### WRITTEN PROBLEM:
Images are excluded; otherwise, output every record exactly.
::: DATASET EXCERPTS
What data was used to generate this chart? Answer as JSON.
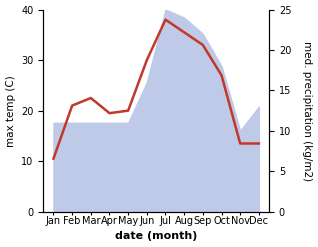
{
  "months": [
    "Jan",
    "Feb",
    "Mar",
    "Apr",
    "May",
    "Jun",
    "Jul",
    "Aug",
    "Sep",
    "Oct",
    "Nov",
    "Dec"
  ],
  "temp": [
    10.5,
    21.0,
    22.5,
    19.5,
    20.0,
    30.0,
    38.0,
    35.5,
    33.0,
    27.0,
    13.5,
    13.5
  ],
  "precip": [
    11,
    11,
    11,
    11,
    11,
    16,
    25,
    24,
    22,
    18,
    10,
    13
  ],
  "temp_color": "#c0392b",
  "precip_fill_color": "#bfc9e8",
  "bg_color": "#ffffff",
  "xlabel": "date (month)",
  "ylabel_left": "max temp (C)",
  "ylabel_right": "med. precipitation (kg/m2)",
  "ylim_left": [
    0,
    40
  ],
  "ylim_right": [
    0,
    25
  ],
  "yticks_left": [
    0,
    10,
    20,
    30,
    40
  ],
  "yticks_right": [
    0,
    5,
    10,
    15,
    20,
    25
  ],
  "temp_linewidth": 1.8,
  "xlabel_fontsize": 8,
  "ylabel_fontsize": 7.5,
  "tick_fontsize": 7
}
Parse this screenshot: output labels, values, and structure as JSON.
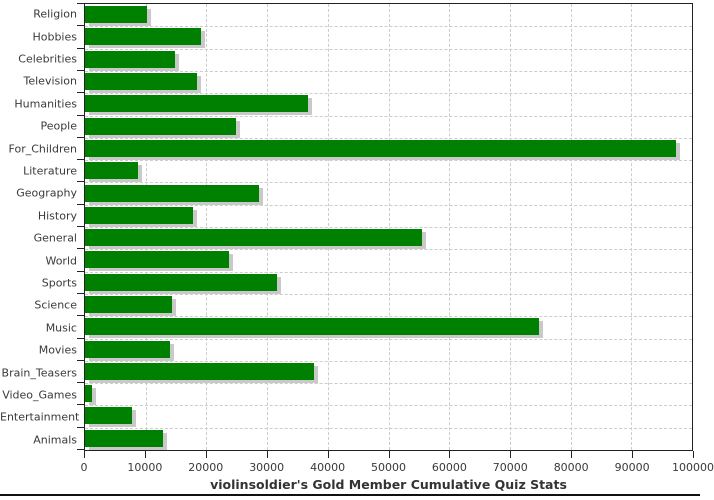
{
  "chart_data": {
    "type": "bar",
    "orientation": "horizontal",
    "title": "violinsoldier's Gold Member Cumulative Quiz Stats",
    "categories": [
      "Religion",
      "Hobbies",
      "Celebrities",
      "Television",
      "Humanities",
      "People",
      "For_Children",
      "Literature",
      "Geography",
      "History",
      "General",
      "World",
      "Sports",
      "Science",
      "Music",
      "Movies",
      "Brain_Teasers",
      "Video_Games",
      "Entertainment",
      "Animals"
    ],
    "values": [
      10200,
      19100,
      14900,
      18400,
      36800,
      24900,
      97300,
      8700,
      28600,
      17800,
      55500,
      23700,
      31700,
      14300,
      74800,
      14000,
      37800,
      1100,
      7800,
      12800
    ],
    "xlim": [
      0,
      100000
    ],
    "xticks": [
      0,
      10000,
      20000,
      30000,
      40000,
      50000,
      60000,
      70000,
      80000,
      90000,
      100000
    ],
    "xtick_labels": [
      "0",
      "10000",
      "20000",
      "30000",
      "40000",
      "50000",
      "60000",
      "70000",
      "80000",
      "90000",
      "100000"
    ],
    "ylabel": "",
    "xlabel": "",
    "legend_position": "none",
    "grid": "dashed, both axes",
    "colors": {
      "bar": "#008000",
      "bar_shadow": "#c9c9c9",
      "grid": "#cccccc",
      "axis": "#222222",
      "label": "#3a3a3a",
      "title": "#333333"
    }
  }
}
::::::
### ANSWER BELOW:
What data was used to generate this chart? Answer as JSON.
{
  "months": [
    "Jan",
    "Feb",
    "Mar",
    "Apr",
    "May",
    "Jun",
    "Jul",
    "Aug",
    "Sep",
    "Oct",
    "Nov",
    "Dec"
  ],
  "temp": [
    10.5,
    21.0,
    22.5,
    19.5,
    20.0,
    30.0,
    38.0,
    35.5,
    33.0,
    27.0,
    13.5,
    13.5
  ],
  "precip": [
    11,
    11,
    11,
    11,
    11,
    16,
    25,
    24,
    22,
    18,
    10,
    13
  ],
  "temp_color": "#c0392b",
  "precip_fill_color": "#bfc9e8",
  "bg_color": "#ffffff",
  "xlabel": "date (month)",
  "ylabel_left": "max temp (C)",
  "ylabel_right": "med. precipitation (kg/m2)",
  "ylim_left": [
    0,
    40
  ],
  "ylim_right": [
    0,
    25
  ],
  "yticks_left": [
    0,
    10,
    20,
    30,
    40
  ],
  "yticks_right": [
    0,
    5,
    10,
    15,
    20,
    25
  ],
  "temp_linewidth": 1.8,
  "xlabel_fontsize": 8,
  "ylabel_fontsize": 7.5,
  "tick_fontsize": 7
}
Parse this screenshot: output labels, values, and structure as JSON.
{
  "chart_data": {
    "type": "bar",
    "orientation": "horizontal",
    "title": "violinsoldier's Gold Member Cumulative Quiz Stats",
    "categories": [
      "Religion",
      "Hobbies",
      "Celebrities",
      "Television",
      "Humanities",
      "People",
      "For_Children",
      "Literature",
      "Geography",
      "History",
      "General",
      "World",
      "Sports",
      "Science",
      "Music",
      "Movies",
      "Brain_Teasers",
      "Video_Games",
      "Entertainment",
      "Animals"
    ],
    "values": [
      10200,
      19100,
      14900,
      18400,
      36800,
      24900,
      97300,
      8700,
      28600,
      17800,
      55500,
      23700,
      31700,
      14300,
      74800,
      14000,
      37800,
      1100,
      7800,
      12800
    ],
    "xlim": [
      0,
      100000
    ],
    "xticks": [
      0,
      10000,
      20000,
      30000,
      40000,
      50000,
      60000,
      70000,
      80000,
      90000,
      100000
    ],
    "xtick_labels": [
      "0",
      "10000",
      "20000",
      "30000",
      "40000",
      "50000",
      "60000",
      "70000",
      "80000",
      "90000",
      "100000"
    ],
    "ylabel": "",
    "xlabel": "",
    "legend_position": "none",
    "grid": "dashed, both axes",
    "colors": {
      "bar": "#008000",
      "bar_shadow": "#c9c9c9",
      "grid": "#cccccc",
      "axis": "#222222",
      "label": "#3a3a3a",
      "title": "#333333"
    }
  }
}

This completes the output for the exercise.